■ RECORDS TO USE
__________________________________________________

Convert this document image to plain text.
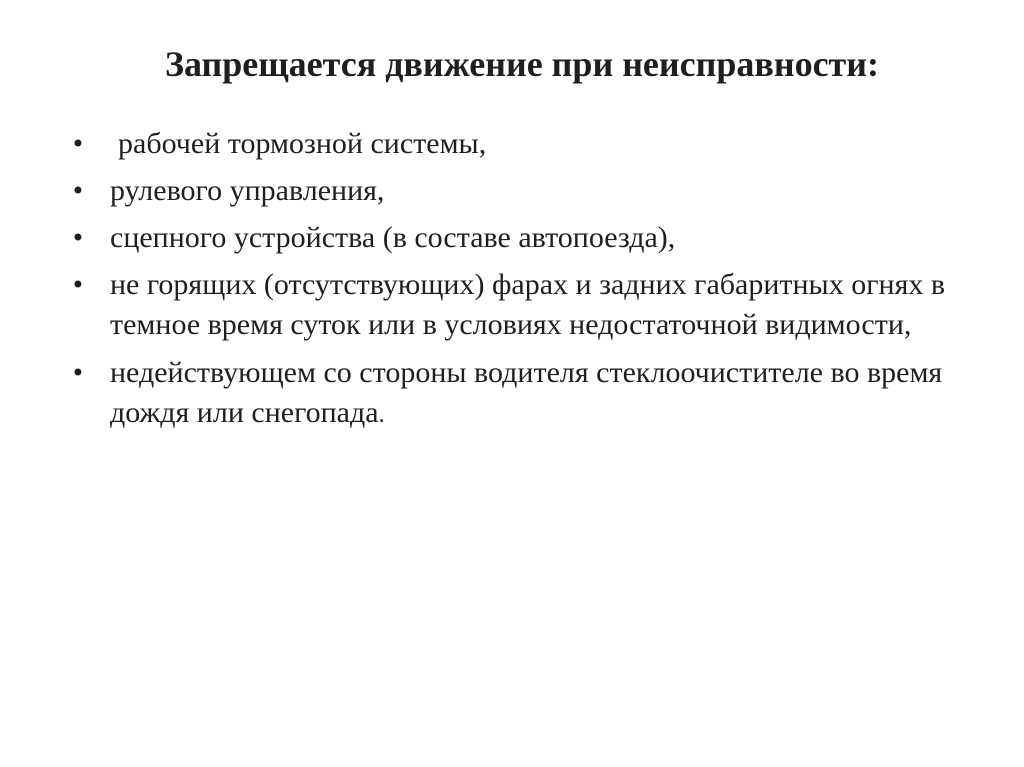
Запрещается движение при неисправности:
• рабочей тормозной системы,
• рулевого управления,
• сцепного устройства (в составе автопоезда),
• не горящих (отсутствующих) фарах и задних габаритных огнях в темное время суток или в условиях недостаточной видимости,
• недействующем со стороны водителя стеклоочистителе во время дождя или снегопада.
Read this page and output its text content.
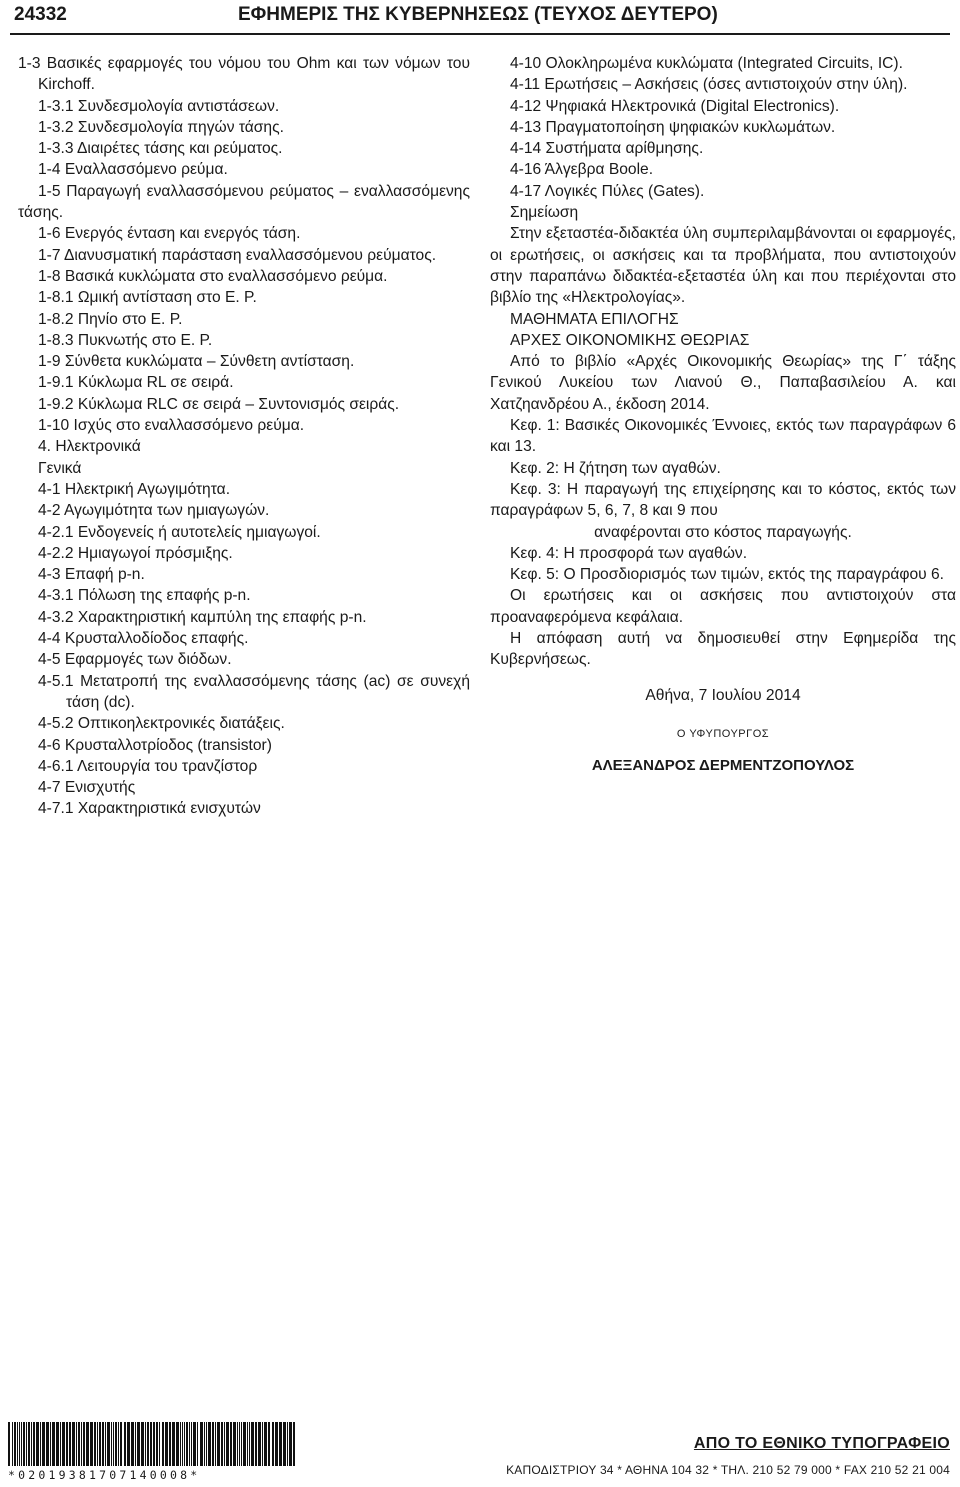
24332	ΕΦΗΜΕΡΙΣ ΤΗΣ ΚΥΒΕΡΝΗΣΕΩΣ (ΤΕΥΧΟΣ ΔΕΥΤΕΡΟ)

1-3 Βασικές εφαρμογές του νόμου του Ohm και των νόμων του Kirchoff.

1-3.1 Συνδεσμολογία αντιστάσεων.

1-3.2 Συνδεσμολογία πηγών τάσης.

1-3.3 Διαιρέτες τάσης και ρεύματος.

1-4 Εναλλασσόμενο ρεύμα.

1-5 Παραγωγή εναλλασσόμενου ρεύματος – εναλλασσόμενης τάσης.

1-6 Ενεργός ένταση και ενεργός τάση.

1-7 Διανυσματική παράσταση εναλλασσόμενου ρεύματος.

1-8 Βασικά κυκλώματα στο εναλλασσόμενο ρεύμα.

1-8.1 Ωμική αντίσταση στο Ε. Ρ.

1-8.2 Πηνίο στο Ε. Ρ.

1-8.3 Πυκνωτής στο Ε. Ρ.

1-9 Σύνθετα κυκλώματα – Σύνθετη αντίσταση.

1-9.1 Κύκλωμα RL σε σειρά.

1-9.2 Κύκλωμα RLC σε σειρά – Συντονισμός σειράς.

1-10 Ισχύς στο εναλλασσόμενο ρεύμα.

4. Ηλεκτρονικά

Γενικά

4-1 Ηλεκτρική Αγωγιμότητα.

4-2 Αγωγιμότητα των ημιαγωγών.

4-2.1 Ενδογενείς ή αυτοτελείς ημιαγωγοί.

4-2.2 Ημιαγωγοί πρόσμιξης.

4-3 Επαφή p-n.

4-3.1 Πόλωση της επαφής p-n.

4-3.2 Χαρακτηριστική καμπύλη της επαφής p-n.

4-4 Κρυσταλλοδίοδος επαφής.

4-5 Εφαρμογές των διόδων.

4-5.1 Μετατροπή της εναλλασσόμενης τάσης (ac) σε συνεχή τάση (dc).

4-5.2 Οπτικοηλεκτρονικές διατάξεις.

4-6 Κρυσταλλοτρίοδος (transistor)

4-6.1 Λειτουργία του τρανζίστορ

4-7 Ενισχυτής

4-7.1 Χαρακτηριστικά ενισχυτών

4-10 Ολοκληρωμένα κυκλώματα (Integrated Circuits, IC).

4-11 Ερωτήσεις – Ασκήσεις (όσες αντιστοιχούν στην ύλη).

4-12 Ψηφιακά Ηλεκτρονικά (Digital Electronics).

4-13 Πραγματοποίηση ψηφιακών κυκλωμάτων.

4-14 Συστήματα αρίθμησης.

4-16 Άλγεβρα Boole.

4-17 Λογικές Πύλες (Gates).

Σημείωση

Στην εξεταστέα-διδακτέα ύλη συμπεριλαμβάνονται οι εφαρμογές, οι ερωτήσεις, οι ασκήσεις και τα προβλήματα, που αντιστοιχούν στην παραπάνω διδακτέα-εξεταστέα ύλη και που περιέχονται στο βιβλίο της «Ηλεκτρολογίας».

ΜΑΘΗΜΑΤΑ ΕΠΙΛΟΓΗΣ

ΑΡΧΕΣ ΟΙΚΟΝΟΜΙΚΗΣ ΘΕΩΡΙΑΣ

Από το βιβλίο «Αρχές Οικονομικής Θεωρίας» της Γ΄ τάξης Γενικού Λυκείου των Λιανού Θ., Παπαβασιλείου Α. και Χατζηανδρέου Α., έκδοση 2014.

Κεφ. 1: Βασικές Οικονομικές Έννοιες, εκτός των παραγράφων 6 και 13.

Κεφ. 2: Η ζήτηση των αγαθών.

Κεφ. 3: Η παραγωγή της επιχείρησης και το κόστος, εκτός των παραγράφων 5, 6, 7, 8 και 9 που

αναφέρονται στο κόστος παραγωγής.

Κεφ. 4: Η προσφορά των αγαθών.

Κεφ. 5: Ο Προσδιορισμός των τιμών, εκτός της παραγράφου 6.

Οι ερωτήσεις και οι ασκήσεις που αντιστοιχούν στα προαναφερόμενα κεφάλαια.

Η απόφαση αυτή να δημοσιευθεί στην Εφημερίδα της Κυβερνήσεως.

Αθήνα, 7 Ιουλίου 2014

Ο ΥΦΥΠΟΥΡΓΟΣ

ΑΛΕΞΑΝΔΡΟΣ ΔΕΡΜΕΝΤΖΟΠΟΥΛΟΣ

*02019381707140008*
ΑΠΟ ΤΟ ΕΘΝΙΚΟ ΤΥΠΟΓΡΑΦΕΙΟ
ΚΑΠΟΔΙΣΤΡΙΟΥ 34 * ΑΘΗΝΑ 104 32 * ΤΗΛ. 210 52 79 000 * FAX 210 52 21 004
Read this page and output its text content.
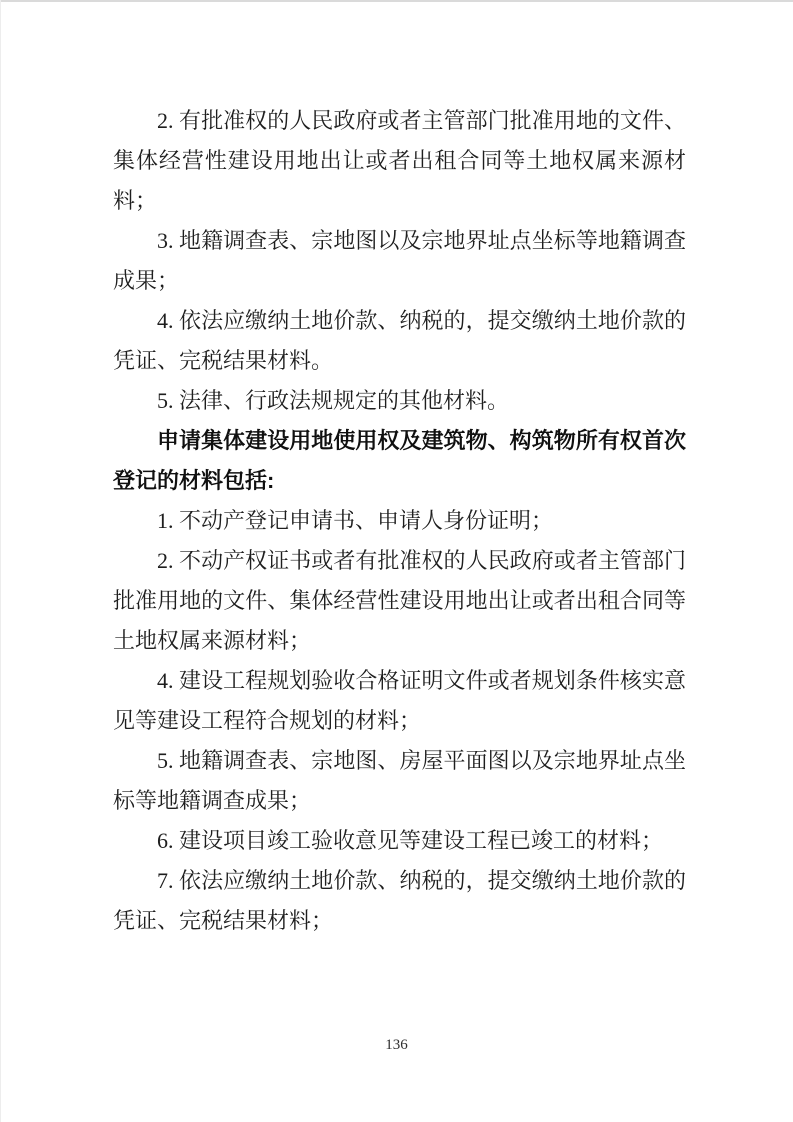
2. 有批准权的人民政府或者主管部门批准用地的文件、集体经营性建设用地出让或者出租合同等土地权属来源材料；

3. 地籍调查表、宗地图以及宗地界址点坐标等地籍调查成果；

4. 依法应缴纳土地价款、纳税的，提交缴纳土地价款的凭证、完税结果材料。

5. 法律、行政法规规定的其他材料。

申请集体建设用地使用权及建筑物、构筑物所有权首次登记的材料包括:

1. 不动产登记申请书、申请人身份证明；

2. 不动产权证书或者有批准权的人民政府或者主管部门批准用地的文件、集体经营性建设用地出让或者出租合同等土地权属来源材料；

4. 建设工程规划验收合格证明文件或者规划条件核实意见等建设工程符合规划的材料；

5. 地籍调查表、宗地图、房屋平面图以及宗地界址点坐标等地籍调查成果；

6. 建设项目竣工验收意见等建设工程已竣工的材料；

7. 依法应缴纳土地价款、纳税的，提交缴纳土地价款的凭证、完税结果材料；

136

__________________________________________________

■ DIRECTIVE
Quote the data above in full and without alteration; skip the pictures.

■ OUTPUT OF THE EXERCISE
Convert this document image to plain text.
Запрещается движение при неисправности:
• рабочей тормозной системы,
• рулевого управления,
• сцепного устройства (в составе автопоезда),
• не горящих (отсутствующих) фарах и задних габаритных огнях в темное время суток или в условиях недостаточной видимости,
• недействующем со стороны водителя стеклоочистителе во время дождя или снегопада.
Read this page and output its text content.
24332	ΕΦΗΜΕΡΙΣ ΤΗΣ ΚΥΒΕΡΝΗΣΕΩΣ (ΤΕΥΧΟΣ ΔΕΥΤΕΡΟ)

1-3 Βασικές εφαρμογές του νόμου του Ohm και των νόμων του Kirchoff.

1-3.1 Συνδεσμολογία αντιστάσεων.

1-3.2 Συνδεσμολογία πηγών τάσης.

1-3.3 Διαιρέτες τάσης και ρεύματος.

1-4 Εναλλασσόμενο ρεύμα.

1-5 Παραγωγή εναλλασσόμενου ρεύματος – εναλλασσόμενης τάσης.

1-6 Ενεργός ένταση και ενεργός τάση.

1-7 Διανυσματική παράσταση εναλλασσόμενου ρεύματος.

1-8 Βασικά κυκλώματα στο εναλλασσόμενο ρεύμα.

1-8.1 Ωμική αντίσταση στο Ε. Ρ.

1-8.2 Πηνίο στο Ε. Ρ.

1-8.3 Πυκνωτής στο Ε. Ρ.

1-9 Σύνθετα κυκλώματα – Σύνθετη αντίσταση.

1-9.1 Κύκλωμα RL σε σειρά.

1-9.2 Κύκλωμα RLC σε σειρά – Συντονισμός σειράς.

1-10 Ισχύς στο εναλλασσόμενο ρεύμα.

4. Ηλεκτρονικά

Γενικά

4-1 Ηλεκτρική Αγωγιμότητα.

4-2 Αγωγιμότητα των ημιαγωγών.

4-2.1 Ενδογενείς ή αυτοτελείς ημιαγωγοί.

4-2.2 Ημιαγωγοί πρόσμιξης.

4-3 Επαφή p-n.

4-3.1 Πόλωση της επαφής p-n.

4-3.2 Χαρακτηριστική καμπύλη της επαφής p-n.

4-4 Κρυσταλλοδίοδος επαφής.

4-5 Εφαρμογές των διόδων.

4-5.1 Μετατροπή της εναλλασσόμενης τάσης (ac) σε συνεχή τάση (dc).

4-5.2 Οπτικοηλεκτρονικές διατάξεις.

4-6 Κρυσταλλοτρίοδος (transistor)

4-6.1 Λειτουργία του τρανζίστορ

4-7 Ενισχυτής

4-7.1 Χαρακτηριστικά ενισχυτών

4-10 Ολοκληρωμένα κυκλώματα (Integrated Circuits, IC).

4-11 Ερωτήσεις – Ασκήσεις (όσες αντιστοιχούν στην ύλη).

4-12 Ψηφιακά Ηλεκτρονικά (Digital Electronics).

4-13 Πραγματοποίηση ψηφιακών κυκλωμάτων.

4-14 Συστήματα αρίθμησης.

4-16 Άλγεβρα Boole.

4-17 Λογικές Πύλες (Gates).

Σημείωση

Στην εξεταστέα-διδακτέα ύλη συμπεριλαμβάνονται οι εφαρμογές, οι ερωτήσεις, οι ασκήσεις και τα προβλήματα, που αντιστοιχούν στην παραπάνω διδακτέα-εξεταστέα ύλη και που περιέχονται στο βιβλίο της «Ηλεκτρολογίας».

ΜΑΘΗΜΑΤΑ ΕΠΙΛΟΓΗΣ

ΑΡΧΕΣ ΟΙΚΟΝΟΜΙΚΗΣ ΘΕΩΡΙΑΣ

Από το βιβλίο «Αρχές Οικονομικής Θεωρίας» της Γ΄ τάξης Γενικού Λυκείου των Λιανού Θ., Παπαβασιλείου Α. και Χατζηανδρέου Α., έκδοση 2014.

Κεφ. 1: Βασικές Οικονομικές Έννοιες, εκτός των παραγράφων 6 και 13.

Κεφ. 2: Η ζήτηση των αγαθών.

Κεφ. 3: Η παραγωγή της επιχείρησης και το κόστος, εκτός των παραγράφων 5, 6, 7, 8 και 9 που

αναφέρονται στο κόστος παραγωγής.

Κεφ. 4: Η προσφορά των αγαθών.

Κεφ. 5: Ο Προσδιορισμός των τιμών, εκτός της παραγράφου 6.

Οι ερωτήσεις και οι ασκήσεις που αντιστοιχούν στα προαναφερόμενα κεφάλαια.

Η απόφαση αυτή να δημοσιευθεί στην Εφημερίδα της Κυβερνήσεως.

Αθήνα, 7 Ιουλίου 2014

Ο ΥΦΥΠΟΥΡΓΟΣ

ΑΛΕΞΑΝΔΡΟΣ ΔΕΡΜΕΝΤΖΟΠΟΥΛΟΣ

*02019381707140008*
ΑΠΟ ΤΟ ΕΘΝΙΚΟ ΤΥΠΟΓΡΑΦΕΙΟ
ΚΑΠΟΔΙΣΤΡΙΟΥ 34 * ΑΘΗΝΑ 104 32 * ΤΗΛ. 210 52 79 000 * FAX 210 52 21 004
Read this page and output its text content.
2. 有批准权的人民政府或者主管部门批准用地的文件、集体经营性建设用地出让或者出租合同等土地权属来源材料；

3. 地籍调查表、宗地图以及宗地界址点坐标等地籍调查成果；

4. 依法应缴纳土地价款、纳税的，提交缴纳土地价款的凭证、完税结果材料。

5. 法律、行政法规规定的其他材料。

申请集体建设用地使用权及建筑物、构筑物所有权首次登记的材料包括:

1. 不动产登记申请书、申请人身份证明；

2. 不动产权证书或者有批准权的人民政府或者主管部门批准用地的文件、集体经营性建设用地出让或者出租合同等土地权属来源材料；

4. 建设工程规划验收合格证明文件或者规划条件核实意见等建设工程符合规划的材料；

5. 地籍调查表、宗地图、房屋平面图以及宗地界址点坐标等地籍调查成果；

6. 建设项目竣工验收意见等建设工程已竣工的材料；

7. 依法应缴纳土地价款、纳税的，提交缴纳土地价款的凭证、完税结果材料；

136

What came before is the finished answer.